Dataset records
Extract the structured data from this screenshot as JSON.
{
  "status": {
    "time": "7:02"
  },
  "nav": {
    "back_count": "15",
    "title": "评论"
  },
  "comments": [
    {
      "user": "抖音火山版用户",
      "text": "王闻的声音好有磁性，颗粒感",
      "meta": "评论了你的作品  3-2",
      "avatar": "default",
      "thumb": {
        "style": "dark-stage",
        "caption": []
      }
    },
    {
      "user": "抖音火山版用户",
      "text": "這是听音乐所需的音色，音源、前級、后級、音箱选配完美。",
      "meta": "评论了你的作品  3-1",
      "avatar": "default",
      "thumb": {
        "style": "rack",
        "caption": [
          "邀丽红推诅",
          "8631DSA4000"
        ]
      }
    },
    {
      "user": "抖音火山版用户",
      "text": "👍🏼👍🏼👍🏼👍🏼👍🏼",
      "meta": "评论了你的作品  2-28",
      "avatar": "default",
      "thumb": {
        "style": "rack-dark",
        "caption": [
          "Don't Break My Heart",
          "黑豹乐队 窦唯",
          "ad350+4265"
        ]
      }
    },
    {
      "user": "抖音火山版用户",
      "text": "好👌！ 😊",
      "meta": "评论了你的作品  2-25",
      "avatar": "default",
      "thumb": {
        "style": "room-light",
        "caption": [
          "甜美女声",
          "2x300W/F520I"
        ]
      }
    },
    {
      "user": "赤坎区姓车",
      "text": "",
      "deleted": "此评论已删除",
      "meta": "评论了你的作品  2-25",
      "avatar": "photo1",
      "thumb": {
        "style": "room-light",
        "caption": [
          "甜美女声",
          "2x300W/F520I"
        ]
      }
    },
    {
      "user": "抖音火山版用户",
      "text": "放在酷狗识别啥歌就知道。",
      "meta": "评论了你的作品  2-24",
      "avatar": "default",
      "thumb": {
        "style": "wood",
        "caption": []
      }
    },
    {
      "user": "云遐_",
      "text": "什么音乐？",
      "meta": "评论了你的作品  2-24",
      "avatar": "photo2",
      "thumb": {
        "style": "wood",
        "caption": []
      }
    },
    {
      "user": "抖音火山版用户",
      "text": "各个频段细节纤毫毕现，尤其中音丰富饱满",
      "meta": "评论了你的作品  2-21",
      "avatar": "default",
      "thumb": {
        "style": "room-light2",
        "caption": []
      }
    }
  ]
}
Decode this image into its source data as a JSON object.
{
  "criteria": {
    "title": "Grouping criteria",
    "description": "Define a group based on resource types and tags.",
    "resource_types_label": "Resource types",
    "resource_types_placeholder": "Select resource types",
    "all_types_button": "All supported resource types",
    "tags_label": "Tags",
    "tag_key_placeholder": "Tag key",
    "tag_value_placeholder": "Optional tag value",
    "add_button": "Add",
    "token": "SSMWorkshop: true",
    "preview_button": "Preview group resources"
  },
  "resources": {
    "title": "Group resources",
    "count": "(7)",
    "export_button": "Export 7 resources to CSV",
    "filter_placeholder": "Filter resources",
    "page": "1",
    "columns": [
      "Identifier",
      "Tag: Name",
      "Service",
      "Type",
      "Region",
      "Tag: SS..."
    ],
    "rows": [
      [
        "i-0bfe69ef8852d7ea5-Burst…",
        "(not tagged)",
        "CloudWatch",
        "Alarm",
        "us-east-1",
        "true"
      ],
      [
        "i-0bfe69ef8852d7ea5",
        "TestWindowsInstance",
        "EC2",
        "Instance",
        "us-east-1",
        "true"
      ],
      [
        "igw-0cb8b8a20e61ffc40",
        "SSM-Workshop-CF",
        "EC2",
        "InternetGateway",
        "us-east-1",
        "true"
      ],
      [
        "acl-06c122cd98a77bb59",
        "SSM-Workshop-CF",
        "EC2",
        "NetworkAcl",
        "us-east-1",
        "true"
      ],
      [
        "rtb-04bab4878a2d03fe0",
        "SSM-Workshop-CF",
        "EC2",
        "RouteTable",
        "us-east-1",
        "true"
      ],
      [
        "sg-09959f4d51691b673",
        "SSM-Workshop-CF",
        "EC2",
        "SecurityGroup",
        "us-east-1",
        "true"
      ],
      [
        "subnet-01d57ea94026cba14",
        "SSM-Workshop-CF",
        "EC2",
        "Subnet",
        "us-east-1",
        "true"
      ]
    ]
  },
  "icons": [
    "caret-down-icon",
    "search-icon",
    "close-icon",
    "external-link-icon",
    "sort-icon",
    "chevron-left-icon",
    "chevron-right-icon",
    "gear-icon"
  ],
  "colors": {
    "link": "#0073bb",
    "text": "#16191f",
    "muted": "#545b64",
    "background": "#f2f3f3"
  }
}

■ **Task details**
Please reproduce each line exactly as written.

■ **Result of the task**
Extract the structured data from this screenshot as JSON.
{
  "status": {
    "time": "7:02"
  },
  "nav": {
    "back_count": "15",
    "title": "评论"
  },
  "comments": [
    {
      "user": "抖音火山版用户",
      "text": "王闻的声音好有磁性，颗粒感",
      "meta": "评论了你的作品  3-2",
      "avatar": "default",
      "thumb": {
        "style": "dark-stage",
        "caption": []
      }
    },
    {
      "user": "抖音火山版用户",
      "text": "這是听音乐所需的音色，音源、前級、后級、音箱选配完美。",
      "meta": "评论了你的作品  3-1",
      "avatar": "default",
      "thumb": {
        "style": "rack",
        "caption": [
          "邀丽红推诅",
          "8631DSA4000"
        ]
      }
    },
    {
      "user": "抖音火山版用户",
      "text": "👍🏼👍🏼👍🏼👍🏼👍🏼",
      "meta": "评论了你的作品  2-28",
      "avatar": "default",
      "thumb": {
        "style": "rack-dark",
        "caption": [
          "Don't Break My Heart",
          "黑豹乐队 窦唯",
          "ad350+4265"
        ]
      }
    },
    {
      "user": "抖音火山版用户",
      "text": "好👌！ 😊",
      "meta": "评论了你的作品  2-25",
      "avatar": "default",
      "thumb": {
        "style": "room-light",
        "caption": [
          "甜美女声",
          "2x300W/F520I"
        ]
      }
    },
    {
      "user": "赤坎区姓车",
      "text": "",
      "deleted": "此评论已删除",
      "meta": "评论了你的作品  2-25",
      "avatar": "photo1",
      "thumb": {
        "style": "room-light",
        "caption": [
          "甜美女声",
          "2x300W/F520I"
        ]
      }
    },
    {
      "user": "抖音火山版用户",
      "text": "放在酷狗识别啥歌就知道。",
      "meta": "评论了你的作品  2-24",
      "avatar": "default",
      "thumb": {
        "style": "wood",
        "caption": []
      }
    },
    {
      "user": "云遐_",
      "text": "什么音乐？",
      "meta": "评论了你的作品  2-24",
      "avatar": "photo2",
      "thumb": {
        "style": "wood",
        "caption": []
      }
    },
    {
      "user": "抖音火山版用户",
      "text": "各个频段细节纤毫毕现，尤其中音丰富饱满",
      "meta": "评论了你的作品  2-21",
      "avatar": "default",
      "thumb": {
        "style": "room-light2",
        "caption": []
      }
    }
  ]
}
Decode this image into its source data as a JSON object.
{
  "criteria": {
    "title": "Grouping criteria",
    "description": "Define a group based on resource types and tags.",
    "resource_types_label": "Resource types",
    "resource_types_placeholder": "Select resource types",
    "all_types_button": "All supported resource types",
    "tags_label": "Tags",
    "tag_key_placeholder": "Tag key",
    "tag_value_placeholder": "Optional tag value",
    "add_button": "Add",
    "token": "SSMWorkshop: true",
    "preview_button": "Preview group resources"
  },
  "resources": {
    "title": "Group resources",
    "count": "(7)",
    "export_button": "Export 7 resources to CSV",
    "filter_placeholder": "Filter resources",
    "page": "1",
    "columns": [
      "Identifier",
      "Tag: Name",
      "Service",
      "Type",
      "Region",
      "Tag: SS..."
    ],
    "rows": [
      [
        "i-0bfe69ef8852d7ea5-Burst…",
        "(not tagged)",
        "CloudWatch",
        "Alarm",
        "us-east-1",
        "true"
      ],
      [
        "i-0bfe69ef8852d7ea5",
        "TestWindowsInstance",
        "EC2",
        "Instance",
        "us-east-1",
        "true"
      ],
      [
        "igw-0cb8b8a20e61ffc40",
        "SSM-Workshop-CF",
        "EC2",
        "InternetGateway",
        "us-east-1",
        "true"
      ],
      [
        "acl-06c122cd98a77bb59",
        "SSM-Workshop-CF",
        "EC2",
        "NetworkAcl",
        "us-east-1",
        "true"
      ],
      [
        "rtb-04bab4878a2d03fe0",
        "SSM-Workshop-CF",
        "EC2",
        "RouteTable",
        "us-east-1",
        "true"
      ],
      [
        "sg-09959f4d51691b673",
        "SSM-Workshop-CF",
        "EC2",
        "SecurityGroup",
        "us-east-1",
        "true"
      ],
      [
        "subnet-01d57ea94026cba14",
        "SSM-Workshop-CF",
        "EC2",
        "Subnet",
        "us-east-1",
        "true"
      ]
    ]
  },
  "icons": [
    "caret-down-icon",
    "search-icon",
    "close-icon",
    "external-link-icon",
    "sort-icon",
    "chevron-left-icon",
    "chevron-right-icon",
    "gear-icon"
  ],
  "colors": {
    "link": "#0073bb",
    "text": "#16191f",
    "muted": "#545b64",
    "background": "#f2f3f3"
  }
}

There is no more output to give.